SET PROBLEM
Reproduce all the entries exactly.

EXTRACTED DATA
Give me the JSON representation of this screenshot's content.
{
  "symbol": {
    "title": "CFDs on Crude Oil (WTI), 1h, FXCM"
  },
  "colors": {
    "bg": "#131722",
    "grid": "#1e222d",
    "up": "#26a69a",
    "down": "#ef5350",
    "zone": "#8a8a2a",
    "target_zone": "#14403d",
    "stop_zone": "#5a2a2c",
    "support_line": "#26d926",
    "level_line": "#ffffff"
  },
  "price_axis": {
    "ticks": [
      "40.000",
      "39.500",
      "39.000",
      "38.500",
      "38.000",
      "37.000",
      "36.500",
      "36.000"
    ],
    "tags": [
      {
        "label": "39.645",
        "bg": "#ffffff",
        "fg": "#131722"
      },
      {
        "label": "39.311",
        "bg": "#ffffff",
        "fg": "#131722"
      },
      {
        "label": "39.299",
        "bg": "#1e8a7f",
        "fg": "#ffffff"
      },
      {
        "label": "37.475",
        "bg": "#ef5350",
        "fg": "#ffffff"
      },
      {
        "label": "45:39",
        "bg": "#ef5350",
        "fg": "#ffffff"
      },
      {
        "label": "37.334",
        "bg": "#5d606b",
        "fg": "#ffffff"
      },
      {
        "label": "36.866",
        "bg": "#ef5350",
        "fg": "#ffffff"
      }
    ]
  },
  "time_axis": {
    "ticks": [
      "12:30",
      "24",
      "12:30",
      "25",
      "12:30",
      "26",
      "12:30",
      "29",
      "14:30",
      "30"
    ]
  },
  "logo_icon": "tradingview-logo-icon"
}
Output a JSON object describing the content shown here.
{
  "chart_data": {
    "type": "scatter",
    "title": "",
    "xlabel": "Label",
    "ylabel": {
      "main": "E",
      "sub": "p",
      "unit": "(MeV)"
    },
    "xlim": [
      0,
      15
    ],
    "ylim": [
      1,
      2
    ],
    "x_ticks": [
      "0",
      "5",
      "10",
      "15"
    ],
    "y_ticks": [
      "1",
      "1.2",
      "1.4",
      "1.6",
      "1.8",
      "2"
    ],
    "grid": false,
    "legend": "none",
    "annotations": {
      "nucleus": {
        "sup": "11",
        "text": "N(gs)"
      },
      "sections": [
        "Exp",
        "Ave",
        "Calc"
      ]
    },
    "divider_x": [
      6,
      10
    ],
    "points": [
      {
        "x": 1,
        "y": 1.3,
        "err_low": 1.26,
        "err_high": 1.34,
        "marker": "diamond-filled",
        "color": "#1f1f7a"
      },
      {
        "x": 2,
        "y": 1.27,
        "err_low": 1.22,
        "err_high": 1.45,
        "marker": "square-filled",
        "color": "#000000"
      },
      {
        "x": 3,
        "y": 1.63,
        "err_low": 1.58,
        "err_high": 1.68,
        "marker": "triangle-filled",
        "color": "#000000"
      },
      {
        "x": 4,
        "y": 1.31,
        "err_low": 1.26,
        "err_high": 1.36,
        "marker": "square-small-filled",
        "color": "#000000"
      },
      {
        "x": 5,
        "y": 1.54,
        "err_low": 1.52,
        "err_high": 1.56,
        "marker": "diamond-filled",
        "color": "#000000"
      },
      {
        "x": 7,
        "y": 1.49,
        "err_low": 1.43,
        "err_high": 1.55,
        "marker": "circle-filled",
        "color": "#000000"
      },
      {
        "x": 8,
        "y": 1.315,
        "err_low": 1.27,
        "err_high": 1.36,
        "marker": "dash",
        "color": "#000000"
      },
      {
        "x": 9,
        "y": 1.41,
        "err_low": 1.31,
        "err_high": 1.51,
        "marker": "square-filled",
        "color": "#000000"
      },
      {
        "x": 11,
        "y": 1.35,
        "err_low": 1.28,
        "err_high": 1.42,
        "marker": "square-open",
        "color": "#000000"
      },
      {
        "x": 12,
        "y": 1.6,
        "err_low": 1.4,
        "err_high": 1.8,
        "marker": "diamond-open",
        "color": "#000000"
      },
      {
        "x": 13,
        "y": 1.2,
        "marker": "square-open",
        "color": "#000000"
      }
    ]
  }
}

REPLY
Give me the JSON representation of this screenshot's content.
{
  "symbol": {
    "title": "CFDs on Crude Oil (WTI), 1h, FXCM"
  },
  "colors": {
    "bg": "#131722",
    "grid": "#1e222d",
    "up": "#26a69a",
    "down": "#ef5350",
    "zone": "#8a8a2a",
    "target_zone": "#14403d",
    "stop_zone": "#5a2a2c",
    "support_line": "#26d926",
    "level_line": "#ffffff"
  },
  "price_axis": {
    "ticks": [
      "40.000",
      "39.500",
      "39.000",
      "38.500",
      "38.000",
      "37.000",
      "36.500",
      "36.000"
    ],
    "tags": [
      {
        "label": "39.645",
        "bg": "#ffffff",
        "fg": "#131722"
      },
      {
        "label": "39.311",
        "bg": "#ffffff",
        "fg": "#131722"
      },
      {
        "label": "39.299",
        "bg": "#1e8a7f",
        "fg": "#ffffff"
      },
      {
        "label": "37.475",
        "bg": "#ef5350",
        "fg": "#ffffff"
      },
      {
        "label": "45:39",
        "bg": "#ef5350",
        "fg": "#ffffff"
      },
      {
        "label": "37.334",
        "bg": "#5d606b",
        "fg": "#ffffff"
      },
      {
        "label": "36.866",
        "bg": "#ef5350",
        "fg": "#ffffff"
      }
    ]
  },
  "time_axis": {
    "ticks": [
      "12:30",
      "24",
      "12:30",
      "25",
      "12:30",
      "26",
      "12:30",
      "29",
      "14:30",
      "30"
    ]
  },
  "logo_icon": "tradingview-logo-icon"
}
Output a JSON object describing the content shown here.
{
  "chart_data": {
    "type": "scatter",
    "title": "",
    "xlabel": "Label",
    "ylabel": {
      "main": "E",
      "sub": "p",
      "unit": "(MeV)"
    },
    "xlim": [
      0,
      15
    ],
    "ylim": [
      1,
      2
    ],
    "x_ticks": [
      "0",
      "5",
      "10",
      "15"
    ],
    "y_ticks": [
      "1",
      "1.2",
      "1.4",
      "1.6",
      "1.8",
      "2"
    ],
    "grid": false,
    "legend": "none",
    "annotations": {
      "nucleus": {
        "sup": "11",
        "text": "N(gs)"
      },
      "sections": [
        "Exp",
        "Ave",
        "Calc"
      ]
    },
    "divider_x": [
      6,
      10
    ],
    "points": [
      {
        "x": 1,
        "y": 1.3,
        "err_low": 1.26,
        "err_high": 1.34,
        "marker": "diamond-filled",
        "color": "#1f1f7a"
      },
      {
        "x": 2,
        "y": 1.27,
        "err_low": 1.22,
        "err_high": 1.45,
        "marker": "square-filled",
        "color": "#000000"
      },
      {
        "x": 3,
        "y": 1.63,
        "err_low": 1.58,
        "err_high": 1.68,
        "marker": "triangle-filled",
        "color": "#000000"
      },
      {
        "x": 4,
        "y": 1.31,
        "err_low": 1.26,
        "err_high": 1.36,
        "marker": "square-small-filled",
        "color": "#000000"
      },
      {
        "x": 5,
        "y": 1.54,
        "err_low": 1.52,
        "err_high": 1.56,
        "marker": "diamond-filled",
        "color": "#000000"
      },
      {
        "x": 7,
        "y": 1.49,
        "err_low": 1.43,
        "err_high": 1.55,
        "marker": "circle-filled",
        "color": "#000000"
      },
      {
        "x": 8,
        "y": 1.315,
        "err_low": 1.27,
        "err_high": 1.36,
        "marker": "dash",
        "color": "#000000"
      },
      {
        "x": 9,
        "y": 1.41,
        "err_low": 1.31,
        "err_high": 1.51,
        "marker": "square-filled",
        "color": "#000000"
      },
      {
        "x": 11,
        "y": 1.35,
        "err_low": 1.28,
        "err_high": 1.42,
        "marker": "square-open",
        "color": "#000000"
      },
      {
        "x": 12,
        "y": 1.6,
        "err_low": 1.4,
        "err_high": 1.8,
        "marker": "diamond-open",
        "color": "#000000"
      },
      {
        "x": 13,
        "y": 1.2,
        "marker": "square-open",
        "color": "#000000"
      }
    ]
  }
}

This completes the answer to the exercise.